-------- Exercise materials
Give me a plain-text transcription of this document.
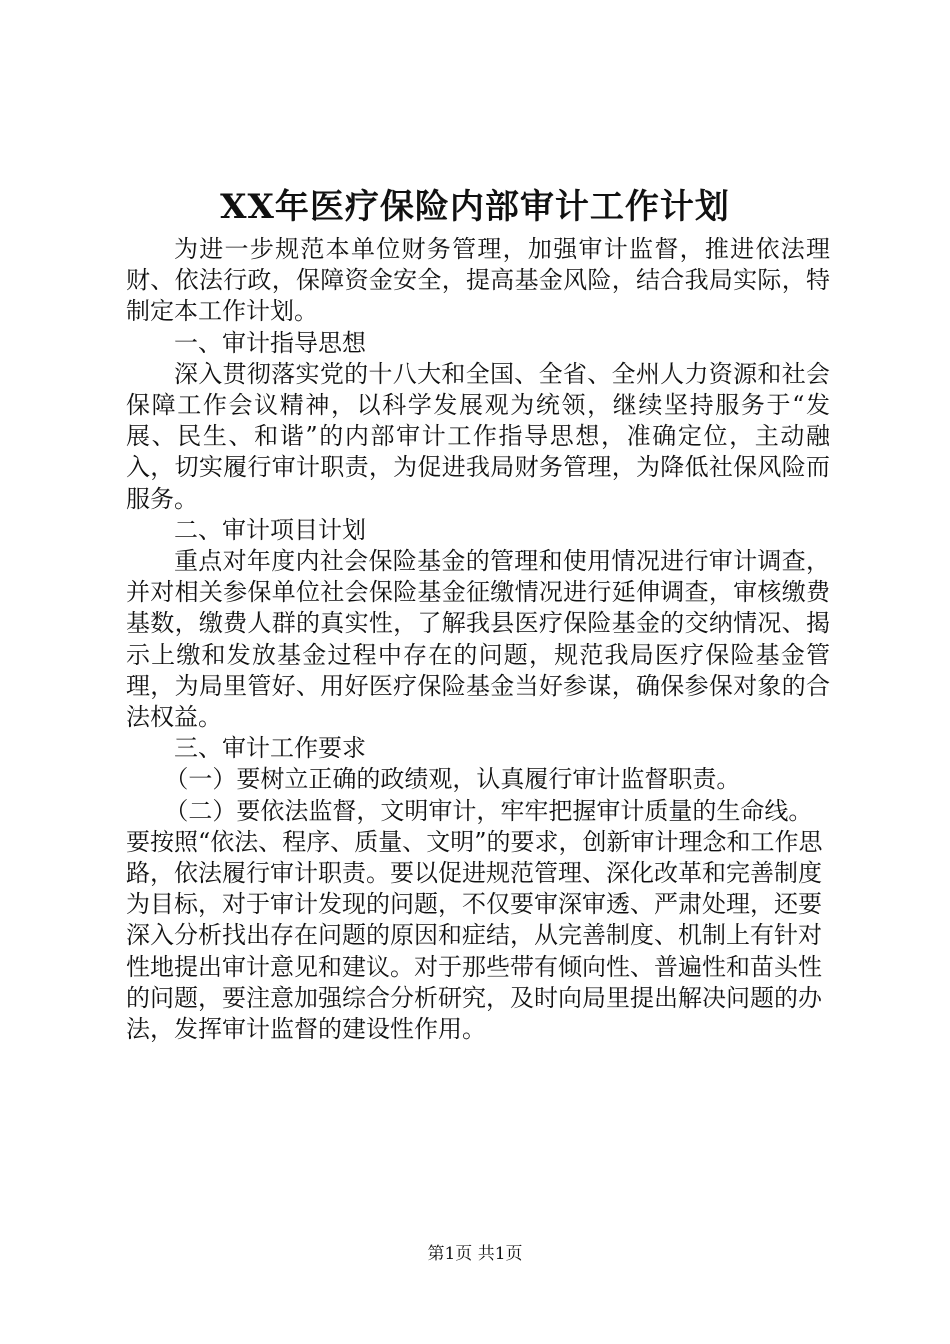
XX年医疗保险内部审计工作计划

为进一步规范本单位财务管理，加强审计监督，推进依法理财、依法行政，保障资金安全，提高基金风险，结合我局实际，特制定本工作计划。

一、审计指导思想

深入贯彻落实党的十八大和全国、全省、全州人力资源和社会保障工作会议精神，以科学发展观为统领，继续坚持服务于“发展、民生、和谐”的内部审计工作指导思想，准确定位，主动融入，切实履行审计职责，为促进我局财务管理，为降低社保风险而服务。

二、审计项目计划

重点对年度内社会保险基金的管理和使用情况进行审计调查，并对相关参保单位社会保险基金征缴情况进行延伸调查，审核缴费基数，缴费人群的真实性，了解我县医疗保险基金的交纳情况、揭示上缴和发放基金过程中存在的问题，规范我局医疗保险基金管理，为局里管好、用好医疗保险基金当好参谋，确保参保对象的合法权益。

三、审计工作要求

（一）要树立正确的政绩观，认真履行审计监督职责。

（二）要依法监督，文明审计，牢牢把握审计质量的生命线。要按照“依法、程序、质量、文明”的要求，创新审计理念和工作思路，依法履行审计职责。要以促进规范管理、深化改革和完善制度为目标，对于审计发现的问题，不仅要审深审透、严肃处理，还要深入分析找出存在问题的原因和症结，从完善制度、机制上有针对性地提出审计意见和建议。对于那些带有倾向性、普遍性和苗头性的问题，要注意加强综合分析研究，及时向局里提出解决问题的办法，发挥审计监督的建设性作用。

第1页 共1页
----------------
> **Your goal**
Make an exact copy of all the material, but keep the pictures out of it.

> **Reply to the task**
Give me a plain-text transcription of this document.
XX年医疗保险内部审计工作计划

为进一步规范本单位财务管理，加强审计监督，推进依法理财、依法行政，保障资金安全，提高基金风险，结合我局实际，特制定本工作计划。

一、审计指导思想

深入贯彻落实党的十八大和全国、全省、全州人力资源和社会保障工作会议精神，以科学发展观为统领，继续坚持服务于“发展、民生、和谐”的内部审计工作指导思想，准确定位，主动融入，切实履行审计职责，为促进我局财务管理，为降低社保风险而服务。

二、审计项目计划

重点对年度内社会保险基金的管理和使用情况进行审计调查，并对相关参保单位社会保险基金征缴情况进行延伸调查，审核缴费基数，缴费人群的真实性，了解我县医疗保险基金的交纳情况、揭示上缴和发放基金过程中存在的问题，规范我局医疗保险基金管理，为局里管好、用好医疗保险基金当好参谋，确保参保对象的合法权益。

三、审计工作要求

（一）要树立正确的政绩观，认真履行审计监督职责。

（二）要依法监督，文明审计，牢牢把握审计质量的生命线。要按照“依法、程序、质量、文明”的要求，创新审计理念和工作思路，依法履行审计职责。要以促进规范管理、深化改革和完善制度为目标，对于审计发现的问题，不仅要审深审透、严肃处理，还要深入分析找出存在问题的原因和症结，从完善制度、机制上有针对性地提出审计意见和建议。对于那些带有倾向性、普遍性和苗头性的问题，要注意加强综合分析研究，及时向局里提出解决问题的办法，发挥审计监督的建设性作用。

第1页 共1页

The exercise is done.